__COSA FARAI__
A – Formatta come elenco JSON di stringhe, una per riga e senza righe vuote, le righe dei record a partire da quella che contiene "data-point-fill [380,95,390,109]" e fino a quella che contiene "data-point-fill [280,88,292,97]", entrambe incluse.
B – Riprendi l'articolo su Riccardo Chailly e Puccini, continuandolo dopo l'ultima frase riportata.

__ESTRATTO DELLA PAGINA__
•••
La “Madama Butterfly” per la Prima della Scala. E presto l’originale della “Manon Lescaut”. Alla vigilia dell’apertura di stagione Riccardo Chailly spiega perché guida la rivalutazione critica di uno dei compositori ?più amati dal pubblico mondiale

Riccardo Chailly
Un bel dì vedremo”, recita la famosa aria di Cio-Cio-San in “Madama Butterfly”. Ma per il direttore d’orchestra Riccardo Chailly “il bel dì” è ormai vicino, la sera del prossimo 7 dicembre alla Scala. Perché la rappresentazione del capolavoro pucciniano non simboleggia per lui solamente l’inaugurazione della stagione del Piermarini. Ma anche l’ennesima testimonianza del suo amore per il compositore lucchese. Un sentimento parecchio condiviso, se consideriamo che fra le dieci opere più eseguite oggi nei teatri lirici di tutto il mondo ci sono, oltre a “Madama Butterfly”, anche “ B ohème ” e “Tosca”.

Dunque sbagliava il filosofo e musicologo Theodor Adorno, quando scriveva che il futuro della musica era Arnold Schönberg e non Puccini? «La dichiarazione di stima di Schönberg nei suoi confronti era nota e io la condivido», afferma Chailly nell’intervista che concede in esclusiva all’Espresso, «come l’interesse attivo che aveva Gustav Mahler per la sua opera. Quest’ultimo diresse “Le Villi” ad Amburgo e poi avrebbe dovuto portare sulle scene “Manon Lescaut”, ma non lo fece. Il confronto nella grandezza di orchestratore fra Puccini e Mahler è costante.

Suppongo che la protesta del boemo all’inizio del terzo atto di “Tosca”, a Vienna, quando si allontanò dal pubblico brontolando, fosse dovuta all’intuizione di quanto, riguardo a sottigliezza di compositore, poteva competere con lui l’italiano. Quella voce ingenua del pastorello poteva ricordargli il quarto movimento in forma di Lied della sua Quarta sinfonia, tutte quelle gioie rievocate dalla poesia popolare “Das himmlische Leben”, in un mondo sonoro ovattato, con gli archi in sordina e con le campane di Roma in sottofondo come per Mahler quelle delle greggi al pascolo nelle sue sinfonie (a esempio nel tempo lento della Sesta, ndr).

Pure Luciano Berio, un uomo parco negli elogi, dopo la prima prova d’insieme di “Turandot”, all’Opera di Amsterdam, si espresse con parole di entusiasmo sul fatto che per lui il primo atto rappresentava la più grande musica che qualsiasi autore italiano abbia mai concepito per il teatro. E negli schizzi di “Turandot” rintracciò un abbozzo del finale che si rifaceva a una serie dodecafonica. Perché non dobbiamo dimenticare che Puccini era pure molto interessato agli sviluppi della musica contemporanea: si avvicinò alla produzione dell’autore del “Pierrot lunaire” e ancor prima aveva studiato con passione l’opera di Debussy».
•••
__RECORD FORNITI__
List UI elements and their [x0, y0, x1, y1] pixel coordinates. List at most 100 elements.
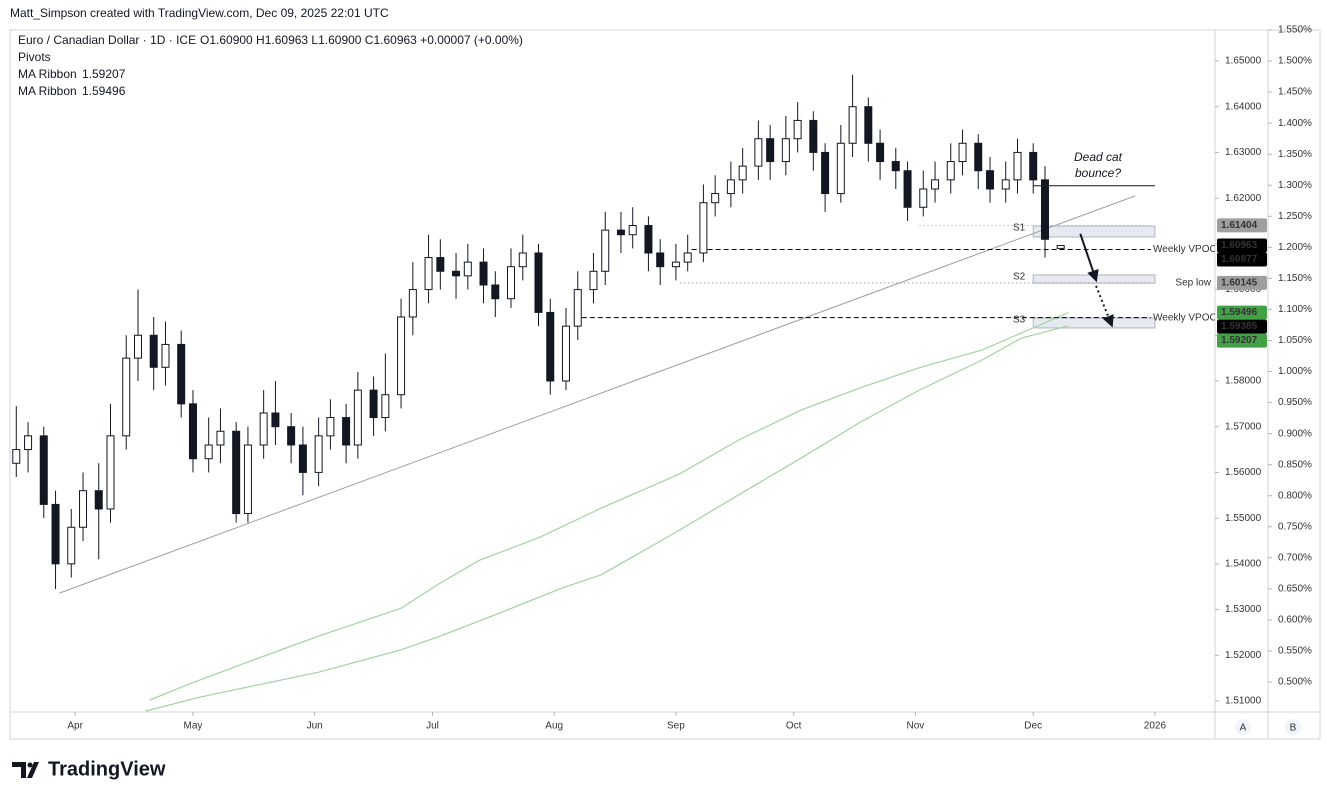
price-tag-label: 1.59496: [1221, 307, 1258, 318]
credit: Matt_Simpson created with TradingView.co…: [10, 6, 389, 20]
price-tag: [1217, 319, 1267, 334]
y2-tick-label: 1.000%: [1278, 366, 1312, 377]
candle-body: [1001, 179, 1010, 190]
pivot-label: S3: [1013, 315, 1026, 326]
legend-value: 1.59207: [82, 67, 126, 81]
y-tick-label: 1.55000: [1225, 513, 1262, 524]
candle-body: [216, 430, 225, 446]
candle-body: [656, 252, 665, 268]
candle-body: [122, 357, 131, 437]
legend-label: MA Ribbon: [18, 67, 77, 81]
arrow: [1079, 233, 1099, 283]
candle-body: [836, 142, 845, 195]
candle-body: [342, 417, 351, 446]
x-tick-label: Aug: [545, 721, 563, 732]
y2-tick-label: 0.900%: [1278, 428, 1312, 439]
candle-body: [149, 334, 158, 368]
candle-body: [754, 138, 763, 167]
indicator: Pivots: [18, 50, 51, 64]
candle-body: [848, 106, 857, 144]
level-label: Weekly VPOC: [1153, 244, 1217, 255]
candle-body: [94, 490, 103, 510]
candle-body: [491, 284, 500, 300]
candle-body: [711, 193, 720, 204]
candle-body: [479, 261, 488, 286]
pivot-label: S1: [1013, 223, 1026, 234]
button[interactable]: [1285, 719, 1301, 735]
candle-body: [326, 417, 335, 437]
candle-body: [259, 412, 268, 446]
candle-body: [919, 188, 928, 208]
candle-body: [287, 426, 296, 446]
button[interactable]: [1235, 719, 1251, 735]
x-tick-label: Nov: [907, 721, 925, 732]
candle-body: [573, 289, 582, 327]
candle-body: [986, 170, 995, 190]
candle-body: [79, 490, 88, 528]
y-tick-label: 1.62000: [1225, 193, 1262, 204]
annotation-text: Dead cat: [1074, 150, 1123, 164]
candle-body: [232, 430, 241, 515]
pivot-label: S2: [1013, 272, 1026, 283]
candle-body: [876, 142, 885, 163]
y2-tick-label: 0.800%: [1278, 490, 1312, 501]
y-tick-label: 1.52000: [1225, 650, 1262, 661]
candle-body: [683, 252, 692, 263]
candle-body: [39, 435, 48, 505]
x-tick-label: Jun: [307, 721, 323, 732]
y2-tick-label: 0.500%: [1278, 677, 1312, 688]
candle-body: [946, 161, 955, 181]
trendline: [59, 195, 1136, 594]
candle-body: [67, 526, 76, 565]
y2-tick-label: 1.400%: [1278, 118, 1312, 129]
candle-body: [436, 257, 445, 272]
y2-tick-label: 0.850%: [1278, 459, 1312, 470]
candle-body: [133, 334, 142, 359]
candle-body: [534, 252, 543, 313]
y-tick-label: 1.65000: [1225, 56, 1262, 67]
candle-body: [177, 343, 186, 405]
ma-line: [149, 312, 1069, 701]
candle-body: [452, 270, 461, 277]
candle-body: [298, 444, 307, 473]
candle-body: [1013, 151, 1022, 181]
candle-body: [903, 170, 912, 208]
chart-title: Euro / Canadian Dollar · 1D · ICE: [18, 33, 196, 47]
candle-body: [644, 225, 653, 254]
axis-buttons: A B: [1235, 719, 1301, 735]
y2-tick-label: 1.200%: [1278, 242, 1312, 253]
candle-body: [726, 179, 735, 195]
pivot-zone: [1032, 225, 1156, 238]
price-tag: [1217, 218, 1267, 233]
candle-body: [507, 266, 516, 300]
candle-body: [463, 261, 472, 277]
candle-body: [628, 225, 637, 236]
y-tick-label: 1.51000: [1225, 696, 1262, 707]
price-tag-label: 1.60145: [1221, 278, 1258, 289]
y2-tick-label: 1.300%: [1278, 180, 1312, 191]
plot: S1 S2 S3 Weekly VPOC Weekly VPOC Sep low Dead …: [12, 74, 1217, 712]
x-tick-label: Jul: [426, 721, 439, 732]
price-tag: [1217, 333, 1267, 348]
button-label[interactable]: B: [1290, 723, 1297, 734]
candle-body: [546, 311, 555, 382]
price-tag-label: 1.59385: [1221, 321, 1258, 332]
price-tag-label: 1.59207: [1221, 335, 1258, 346]
candle-body: [809, 119, 818, 153]
candle-body: [699, 202, 708, 254]
price-tag: [1217, 305, 1267, 320]
y2-tick-label: 1.550%: [1278, 25, 1312, 36]
x-tick-label: Oct: [786, 721, 802, 732]
candle-body: [204, 444, 213, 460]
candle-body: [106, 435, 115, 510]
candle-body: [397, 316, 406, 396]
candle-body: [161, 343, 170, 368]
candle-body: [561, 325, 570, 382]
candle-body: [671, 261, 680, 268]
y2-tick-label: 0.550%: [1278, 646, 1312, 657]
candle-body: [616, 229, 625, 236]
frame: [9, 29, 1321, 740]
candle-body: [12, 449, 21, 464]
button-label[interactable]: A: [1240, 723, 1247, 734]
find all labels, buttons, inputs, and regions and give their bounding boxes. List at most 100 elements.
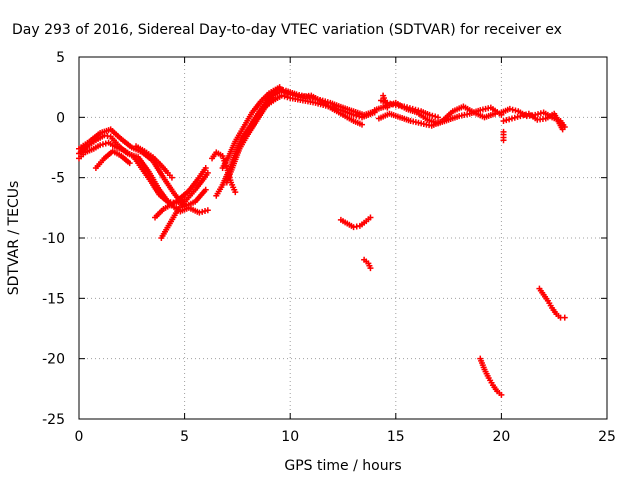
data-point-fill [380,95,390,109]
y-tick-label: -5 [51,171,65,187]
data-point-fill [340,218,349,226]
data-point-fill [109,135,121,148]
data-point-fill [202,171,210,180]
data-point [196,209,203,216]
data-point-fill [99,140,109,148]
data-series-track-22 [477,355,505,398]
data-point-fill [95,133,106,143]
data-point-fill [136,155,151,173]
data-point-fill [161,176,176,195]
data-point-fill [503,116,513,124]
data-point-fill [544,111,556,121]
x-axis-label: GPS time / hours [284,458,401,474]
data-point-fill [482,368,491,379]
data-point-fill [77,144,89,156]
data-point-fill [78,139,91,151]
data-point-fill [420,120,433,129]
data-point-fill [489,106,503,117]
data-point-fill [527,112,539,122]
data-point-fill [167,199,177,206]
data-point-fill [179,205,190,214]
data-point-fill [195,167,208,182]
data-point-fill [378,111,391,121]
data-point-fill [214,184,225,197]
data-point-fill [296,92,308,100]
data-point-fill [346,221,355,229]
data-point-fill [179,189,191,200]
data-point-fill [280,88,292,97]
data-point-fill [487,377,495,386]
data-point-fill [340,107,355,118]
data-series-track-23 [536,285,568,321]
data-point-fill [511,113,521,121]
data-point-fill [537,115,546,123]
data-point-fill [159,164,170,175]
data-point-fill [479,105,492,113]
data-series-track-7 [158,169,211,241]
data-point-fill [226,140,238,157]
y-tick-label: -20 [42,352,65,368]
data-point [492,110,499,117]
data-series-track-19 [500,128,507,144]
data-series-track-21 [361,256,374,272]
data-point [367,265,374,272]
data-point [561,314,568,321]
data-point-fill [429,112,439,120]
data-point-fill [259,91,271,103]
data-point-fill [153,207,165,219]
data-point-fill [244,118,257,136]
data-point [517,113,524,120]
data-point-fill [92,143,102,151]
data-point [367,214,374,221]
data-point-fill [116,145,127,154]
data-point-fill [151,159,166,179]
data-point-fill [220,154,231,170]
data-point-fill [103,149,115,160]
x-tick-label: 15 [387,429,405,445]
data-point [204,169,211,176]
data-point-fill [329,100,344,110]
data-point-fill [132,156,144,171]
data-point [500,117,507,124]
data-point-fill [353,112,363,120]
data-point [202,186,209,193]
data-point-fill [500,131,507,141]
data-point-fill [410,118,422,126]
x-tick-label: 20 [492,429,510,445]
data-point-fill [289,92,302,100]
data-point-fill [187,178,199,193]
data-point-fill [535,110,544,118]
data-point-fill [537,287,546,296]
data-point-fill [193,188,208,204]
data-point-fill [412,106,422,114]
data-point-fill [473,110,486,120]
data-point-fill [542,293,550,302]
data-point-fill [124,149,135,159]
data-series-track-14 [375,103,499,129]
data-point-fill [168,208,181,225]
data-point-fill [416,110,429,122]
data-point [500,137,507,144]
data-series-track-5 [133,143,175,181]
data-point-fill [250,100,263,114]
data-point-fill [199,208,209,215]
data-point-fill [210,151,218,160]
data-point-fill [483,111,496,120]
data-point-fill [185,188,197,201]
data-point-fill [388,111,401,120]
data-point [97,142,104,149]
data-point [506,105,513,112]
data-point-fill [380,98,389,106]
data-point-fill [272,88,283,98]
data-point-fill [387,100,396,108]
y-tick-label: 5 [56,50,65,66]
data-point-fill [157,193,170,204]
data-point-fill [441,109,455,123]
data-point-fill [310,93,323,104]
data-point-fill [478,357,487,371]
data-point [276,84,283,91]
data-point [426,111,433,118]
data-point-fill [269,85,281,96]
data-point-fill [261,93,273,108]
•••
__RISPOSTE__
A –
[
  "data-point-fill [380,95,390,109]",
  "y-tick-label: -5 [51,171,65,187]",
  "data-point-fill [340,218,349,226]",
  "data-point-fill [109,135,121,148]",
  "data-point-fill [202,171,210,180]",
  "data-point [196,209,203,216]",
  "data-point-fill [99,140,109,148]",
  "data-series-track-22 [477,355,505,398]",
  "data-point-fill [95,133,106,143]",
  "data-point-fill [136,155,151,173]",
  "data-point-fill [161,176,176,195]",
  "data-point-fill [503,116,513,124]",
  "data-point-fill [544,111,556,121]",
  "x-axis-label: GPS time / hours [284,458,401,474]",
  "data-point-fill [482,368,491,379]",
  "data-point-fill [77,144,89,156]",
  "data-point-fill [78,139,91,151]",
  "data-point-fill [420,120,433,129]",
  "data-point-fill [489,106,503,117]",
  "data-point-fill [527,112,539,122]",
  "data-point-fill [167,199,177,206]",
  "data-point-fill [179,205,190,214]",
  "data-point-fill [195,167,208,182]",
  "data-point-fill [378,111,391,121]",
  "data-point-fill [214,184,225,197]",
  "data-point-fill [296,92,308,100]",
  "data-point-fill [346,221,355,229]",
  "data-point-fill [179,189,191,200]",
  "data-point-fill [280,88,292,97]"
]

B –
Fascino di Puccini che si spiega dunque in buona parte con la grandezza dell’orchestratore. Ma Chailly è a favore o no delle suite strumentali tratte dalle sue opere liriche? «Un’operazione del genere mi lascia perplesso, anche se non dimentico che lui stesso, all’apice della popolarità, ascoltando alcuni suoi temi musicali eseguiti la domenica mattina in piazza dalle bande locali, ne era contento: in fondo ciò rappresentava una ulteriore dimostrazione di quanto la sua musica avesse conquistato una larga fama. Ho inciso tutto l’esistente del Puccini sinfonico, così come uno dei temi conduttori della mia attività consiste nella valorizzazione del patrimonio strumentale italiano. Per questo assieme alla Filarmonica scaligera abbiamo registrato un cd che raccoglie alcuni brani orchestrali da opere che nell’arco di 130 anni hanno avuto la loro prima mondiale nella sala del Piermarini. Fra questi proprio l’intermezzo da “Butterfly” e il Preludio al quarto atto di “Edgar”. Anche in questo caso l’ascoltatore potrebbe chiedersi: “Ma allora Mahler ha studiato l’“Edgar” prima di comporre l’“Adagietto” della Quinta sinfonia? Perché le prime quattro note dell’episodio centrale sono identiche, ugualmente parte di un rallentando. E create precedentemente rispetto alla partitura del boemo».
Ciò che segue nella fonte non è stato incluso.